● **The exercise**
All entries must be extracted exactly, with nothing added or dropped.

** Start of Records for this task **

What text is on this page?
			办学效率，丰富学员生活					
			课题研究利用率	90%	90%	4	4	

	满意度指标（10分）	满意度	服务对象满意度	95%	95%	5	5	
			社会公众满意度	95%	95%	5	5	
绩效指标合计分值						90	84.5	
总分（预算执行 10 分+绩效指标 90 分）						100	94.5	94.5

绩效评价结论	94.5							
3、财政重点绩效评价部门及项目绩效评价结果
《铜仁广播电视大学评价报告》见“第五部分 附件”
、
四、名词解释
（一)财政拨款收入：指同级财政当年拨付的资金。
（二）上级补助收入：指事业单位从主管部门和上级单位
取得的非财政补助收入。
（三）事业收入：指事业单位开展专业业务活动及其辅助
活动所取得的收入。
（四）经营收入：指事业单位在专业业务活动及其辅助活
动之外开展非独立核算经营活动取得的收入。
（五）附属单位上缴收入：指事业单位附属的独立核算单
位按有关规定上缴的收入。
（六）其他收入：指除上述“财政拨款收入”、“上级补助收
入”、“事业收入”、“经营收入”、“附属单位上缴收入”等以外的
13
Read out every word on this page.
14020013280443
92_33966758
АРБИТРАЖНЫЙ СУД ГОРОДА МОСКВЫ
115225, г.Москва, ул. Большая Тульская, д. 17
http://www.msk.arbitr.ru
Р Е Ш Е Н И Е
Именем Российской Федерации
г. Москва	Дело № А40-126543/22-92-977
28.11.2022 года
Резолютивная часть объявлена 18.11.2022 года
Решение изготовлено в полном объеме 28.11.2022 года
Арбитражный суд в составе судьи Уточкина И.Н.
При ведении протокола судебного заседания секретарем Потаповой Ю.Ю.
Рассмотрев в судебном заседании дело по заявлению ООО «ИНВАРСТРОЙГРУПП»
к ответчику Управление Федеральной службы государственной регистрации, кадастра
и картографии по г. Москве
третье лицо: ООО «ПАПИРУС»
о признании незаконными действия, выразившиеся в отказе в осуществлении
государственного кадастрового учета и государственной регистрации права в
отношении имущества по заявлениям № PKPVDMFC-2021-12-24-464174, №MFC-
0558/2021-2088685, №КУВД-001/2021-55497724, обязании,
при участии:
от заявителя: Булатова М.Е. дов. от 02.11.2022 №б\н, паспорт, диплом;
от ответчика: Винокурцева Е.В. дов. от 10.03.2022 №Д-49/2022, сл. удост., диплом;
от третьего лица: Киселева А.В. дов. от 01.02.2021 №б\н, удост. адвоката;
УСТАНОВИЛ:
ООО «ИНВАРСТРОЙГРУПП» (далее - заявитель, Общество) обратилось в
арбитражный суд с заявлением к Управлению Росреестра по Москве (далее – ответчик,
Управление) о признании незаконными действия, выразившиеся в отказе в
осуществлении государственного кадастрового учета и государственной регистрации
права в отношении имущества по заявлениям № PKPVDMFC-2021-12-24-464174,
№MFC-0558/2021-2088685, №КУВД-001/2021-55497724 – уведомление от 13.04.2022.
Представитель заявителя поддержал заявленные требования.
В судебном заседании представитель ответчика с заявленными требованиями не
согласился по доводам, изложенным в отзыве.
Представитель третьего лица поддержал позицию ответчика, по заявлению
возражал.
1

** End of Records for this task **

● **Expected output**
What text is on this page?
			办学效率，丰富学员生活					
			课题研究利用率	90%	90%	4	4	

	满意度指标（10分）	满意度	服务对象满意度	95%	95%	5	5	
			社会公众满意度	95%	95%	5	5	
绩效指标合计分值						90	84.5	
总分（预算执行 10 分+绩效指标 90 分）						100	94.5	94.5

绩效评价结论	94.5							
3、财政重点绩效评价部门及项目绩效评价结果
《铜仁广播电视大学评价报告》见“第五部分 附件”
、
四、名词解释
（一)财政拨款收入：指同级财政当年拨付的资金。
（二）上级补助收入：指事业单位从主管部门和上级单位
取得的非财政补助收入。
（三）事业收入：指事业单位开展专业业务活动及其辅助
活动所取得的收入。
（四）经营收入：指事业单位在专业业务活动及其辅助活
动之外开展非独立核算经营活动取得的收入。
（五）附属单位上缴收入：指事业单位附属的独立核算单
位按有关规定上缴的收入。
（六）其他收入：指除上述“财政拨款收入”、“上级补助收
入”、“事业收入”、“经营收入”、“附属单位上缴收入”等以外的
13
Read out every word on this page.
14020013280443
92_33966758
АРБИТРАЖНЫЙ СУД ГОРОДА МОСКВЫ
115225, г.Москва, ул. Большая Тульская, д. 17
http://www.msk.arbitr.ru
Р Е Ш Е Н И Е
Именем Российской Федерации
г. Москва	Дело № А40-126543/22-92-977
28.11.2022 года
Резолютивная часть объявлена 18.11.2022 года
Решение изготовлено в полном объеме 28.11.2022 года
Арбитражный суд в составе судьи Уточкина И.Н.
При ведении протокола судебного заседания секретарем Потаповой Ю.Ю.
Рассмотрев в судебном заседании дело по заявлению ООО «ИНВАРСТРОЙГРУПП»
к ответчику Управление Федеральной службы государственной регистрации, кадастра
и картографии по г. Москве
третье лицо: ООО «ПАПИРУС»
о признании незаконными действия, выразившиеся в отказе в осуществлении
государственного кадастрового учета и государственной регистрации права в
отношении имущества по заявлениям № PKPVDMFC-2021-12-24-464174, №MFC-
0558/2021-2088685, №КУВД-001/2021-55497724, обязании,
при участии:
от заявителя: Булатова М.Е. дов. от 02.11.2022 №б\н, паспорт, диплом;
от ответчика: Винокурцева Е.В. дов. от 10.03.2022 №Д-49/2022, сл. удост., диплом;
от третьего лица: Киселева А.В. дов. от 01.02.2021 №б\н, удост. адвоката;
УСТАНОВИЛ:
ООО «ИНВАРСТРОЙГРУПП» (далее - заявитель, Общество) обратилось в
арбитражный суд с заявлением к Управлению Росреестра по Москве (далее – ответчик,
Управление) о признании незаконными действия, выразившиеся в отказе в
осуществлении государственного кадастрового учета и государственной регистрации
права в отношении имущества по заявлениям № PKPVDMFC-2021-12-24-464174,
№MFC-0558/2021-2088685, №КУВД-001/2021-55497724 – уведомление от 13.04.2022.
Представитель заявителя поддержал заявленные требования.
В судебном заседании представитель ответчика с заявленными требованиями не
согласился по доводам, изложенным в отзыве.
Представитель третьего лица поддержал позицию ответчика, по заявлению
возражал.
1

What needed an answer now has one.